◆ Exercise aim: List all lines of the data containing the word "this".
───
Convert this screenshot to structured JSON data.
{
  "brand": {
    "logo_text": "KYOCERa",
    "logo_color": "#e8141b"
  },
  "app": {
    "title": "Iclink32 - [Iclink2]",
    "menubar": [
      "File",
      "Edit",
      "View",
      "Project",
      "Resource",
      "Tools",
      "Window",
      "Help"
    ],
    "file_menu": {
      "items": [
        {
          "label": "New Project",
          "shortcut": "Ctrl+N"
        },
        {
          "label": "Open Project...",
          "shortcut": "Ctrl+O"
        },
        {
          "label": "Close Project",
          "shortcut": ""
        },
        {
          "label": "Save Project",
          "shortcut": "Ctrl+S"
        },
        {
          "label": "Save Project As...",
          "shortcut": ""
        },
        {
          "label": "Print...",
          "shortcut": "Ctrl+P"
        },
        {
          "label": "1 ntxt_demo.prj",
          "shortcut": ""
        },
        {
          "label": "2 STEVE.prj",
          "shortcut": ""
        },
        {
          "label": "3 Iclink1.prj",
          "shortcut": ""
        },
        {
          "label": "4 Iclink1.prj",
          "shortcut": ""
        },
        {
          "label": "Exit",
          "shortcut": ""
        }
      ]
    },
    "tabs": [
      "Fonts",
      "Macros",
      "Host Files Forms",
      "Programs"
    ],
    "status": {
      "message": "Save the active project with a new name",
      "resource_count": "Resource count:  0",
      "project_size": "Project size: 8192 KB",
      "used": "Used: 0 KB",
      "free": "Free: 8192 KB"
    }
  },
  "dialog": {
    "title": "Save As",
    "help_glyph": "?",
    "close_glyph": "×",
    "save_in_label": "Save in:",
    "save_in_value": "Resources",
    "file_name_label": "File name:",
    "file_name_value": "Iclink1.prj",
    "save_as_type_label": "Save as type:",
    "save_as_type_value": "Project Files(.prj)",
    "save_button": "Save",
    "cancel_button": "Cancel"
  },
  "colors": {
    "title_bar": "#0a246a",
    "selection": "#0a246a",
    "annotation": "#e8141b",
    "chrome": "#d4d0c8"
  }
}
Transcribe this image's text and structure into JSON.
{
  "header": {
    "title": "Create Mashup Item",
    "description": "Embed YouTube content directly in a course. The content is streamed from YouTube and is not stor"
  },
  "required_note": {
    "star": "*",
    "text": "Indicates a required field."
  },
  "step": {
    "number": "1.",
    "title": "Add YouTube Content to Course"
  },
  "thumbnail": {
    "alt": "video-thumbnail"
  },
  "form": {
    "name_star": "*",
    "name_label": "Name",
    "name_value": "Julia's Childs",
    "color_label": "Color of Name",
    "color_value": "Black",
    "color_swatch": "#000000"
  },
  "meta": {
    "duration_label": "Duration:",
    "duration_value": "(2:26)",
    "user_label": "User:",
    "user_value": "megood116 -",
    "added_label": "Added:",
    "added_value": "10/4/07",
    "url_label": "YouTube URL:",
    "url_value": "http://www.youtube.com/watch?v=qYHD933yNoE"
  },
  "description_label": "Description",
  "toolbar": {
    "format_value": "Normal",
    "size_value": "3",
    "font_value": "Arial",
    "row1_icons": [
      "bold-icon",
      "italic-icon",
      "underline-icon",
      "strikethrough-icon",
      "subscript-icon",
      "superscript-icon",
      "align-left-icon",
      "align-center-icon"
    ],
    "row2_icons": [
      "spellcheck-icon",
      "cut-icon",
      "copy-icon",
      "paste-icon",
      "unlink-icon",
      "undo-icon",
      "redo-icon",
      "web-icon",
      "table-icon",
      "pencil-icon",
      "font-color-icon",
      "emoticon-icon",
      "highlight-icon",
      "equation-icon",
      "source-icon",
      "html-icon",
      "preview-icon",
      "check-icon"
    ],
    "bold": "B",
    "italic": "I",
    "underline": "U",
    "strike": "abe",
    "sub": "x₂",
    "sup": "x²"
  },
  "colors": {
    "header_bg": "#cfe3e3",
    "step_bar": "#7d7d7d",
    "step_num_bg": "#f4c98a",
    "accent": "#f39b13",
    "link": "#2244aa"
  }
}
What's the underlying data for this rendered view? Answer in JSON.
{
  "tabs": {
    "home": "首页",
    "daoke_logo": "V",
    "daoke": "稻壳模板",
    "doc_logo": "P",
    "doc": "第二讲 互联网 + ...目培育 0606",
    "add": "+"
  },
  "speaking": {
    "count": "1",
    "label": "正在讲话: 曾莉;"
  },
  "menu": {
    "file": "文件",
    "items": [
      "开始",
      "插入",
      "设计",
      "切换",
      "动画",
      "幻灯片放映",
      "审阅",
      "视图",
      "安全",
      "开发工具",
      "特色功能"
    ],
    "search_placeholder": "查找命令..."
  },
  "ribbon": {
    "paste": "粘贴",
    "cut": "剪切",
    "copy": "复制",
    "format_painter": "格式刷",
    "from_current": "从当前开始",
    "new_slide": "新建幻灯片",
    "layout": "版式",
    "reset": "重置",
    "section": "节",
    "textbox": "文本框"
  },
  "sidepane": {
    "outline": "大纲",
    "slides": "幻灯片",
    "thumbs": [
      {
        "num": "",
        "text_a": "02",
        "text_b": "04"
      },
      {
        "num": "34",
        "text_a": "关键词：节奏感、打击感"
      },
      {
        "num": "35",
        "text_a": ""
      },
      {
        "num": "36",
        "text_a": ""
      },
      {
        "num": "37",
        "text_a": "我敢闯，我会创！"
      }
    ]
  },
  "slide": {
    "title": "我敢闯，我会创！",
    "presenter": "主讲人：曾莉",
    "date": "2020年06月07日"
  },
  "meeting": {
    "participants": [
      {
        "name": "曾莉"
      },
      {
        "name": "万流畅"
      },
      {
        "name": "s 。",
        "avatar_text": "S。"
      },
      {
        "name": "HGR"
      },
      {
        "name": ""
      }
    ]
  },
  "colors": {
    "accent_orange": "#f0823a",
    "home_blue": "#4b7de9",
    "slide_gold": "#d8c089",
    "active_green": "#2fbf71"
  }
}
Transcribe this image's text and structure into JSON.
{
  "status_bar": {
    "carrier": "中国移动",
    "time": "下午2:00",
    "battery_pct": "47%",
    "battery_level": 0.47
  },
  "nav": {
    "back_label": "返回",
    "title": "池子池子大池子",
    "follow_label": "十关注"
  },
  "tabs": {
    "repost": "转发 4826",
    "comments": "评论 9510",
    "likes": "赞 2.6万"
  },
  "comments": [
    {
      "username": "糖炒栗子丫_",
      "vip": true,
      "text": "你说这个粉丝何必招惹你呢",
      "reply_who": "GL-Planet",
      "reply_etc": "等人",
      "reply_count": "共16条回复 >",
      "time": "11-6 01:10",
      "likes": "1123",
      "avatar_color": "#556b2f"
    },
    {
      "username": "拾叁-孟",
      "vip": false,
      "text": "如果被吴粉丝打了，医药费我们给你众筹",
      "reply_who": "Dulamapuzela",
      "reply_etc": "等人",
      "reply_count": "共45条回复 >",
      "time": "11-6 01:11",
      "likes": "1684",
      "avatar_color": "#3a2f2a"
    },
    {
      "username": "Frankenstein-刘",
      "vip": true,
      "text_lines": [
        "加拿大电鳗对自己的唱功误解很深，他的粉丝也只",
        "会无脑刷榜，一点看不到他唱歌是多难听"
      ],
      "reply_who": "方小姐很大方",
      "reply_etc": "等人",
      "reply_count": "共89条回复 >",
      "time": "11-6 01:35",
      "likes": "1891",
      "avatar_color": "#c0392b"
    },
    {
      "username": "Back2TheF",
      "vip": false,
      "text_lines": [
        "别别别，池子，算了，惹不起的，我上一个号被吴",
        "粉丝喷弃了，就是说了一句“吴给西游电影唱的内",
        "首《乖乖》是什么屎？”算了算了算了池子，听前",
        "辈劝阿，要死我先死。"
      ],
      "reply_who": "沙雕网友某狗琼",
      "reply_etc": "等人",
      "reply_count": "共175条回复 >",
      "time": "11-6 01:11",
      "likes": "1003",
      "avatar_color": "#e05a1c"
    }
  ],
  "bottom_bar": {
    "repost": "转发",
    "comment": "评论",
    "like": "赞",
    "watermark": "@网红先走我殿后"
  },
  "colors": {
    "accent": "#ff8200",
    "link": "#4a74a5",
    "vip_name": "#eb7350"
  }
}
───
◆ Reply to the exercise:
Convert this screenshot to structured JSON data.
Transcribe this image's text and structure into JSON.
What's the underlying data for this rendered view? Answer in JSON.
Transcribe this image's text and structure into JSON.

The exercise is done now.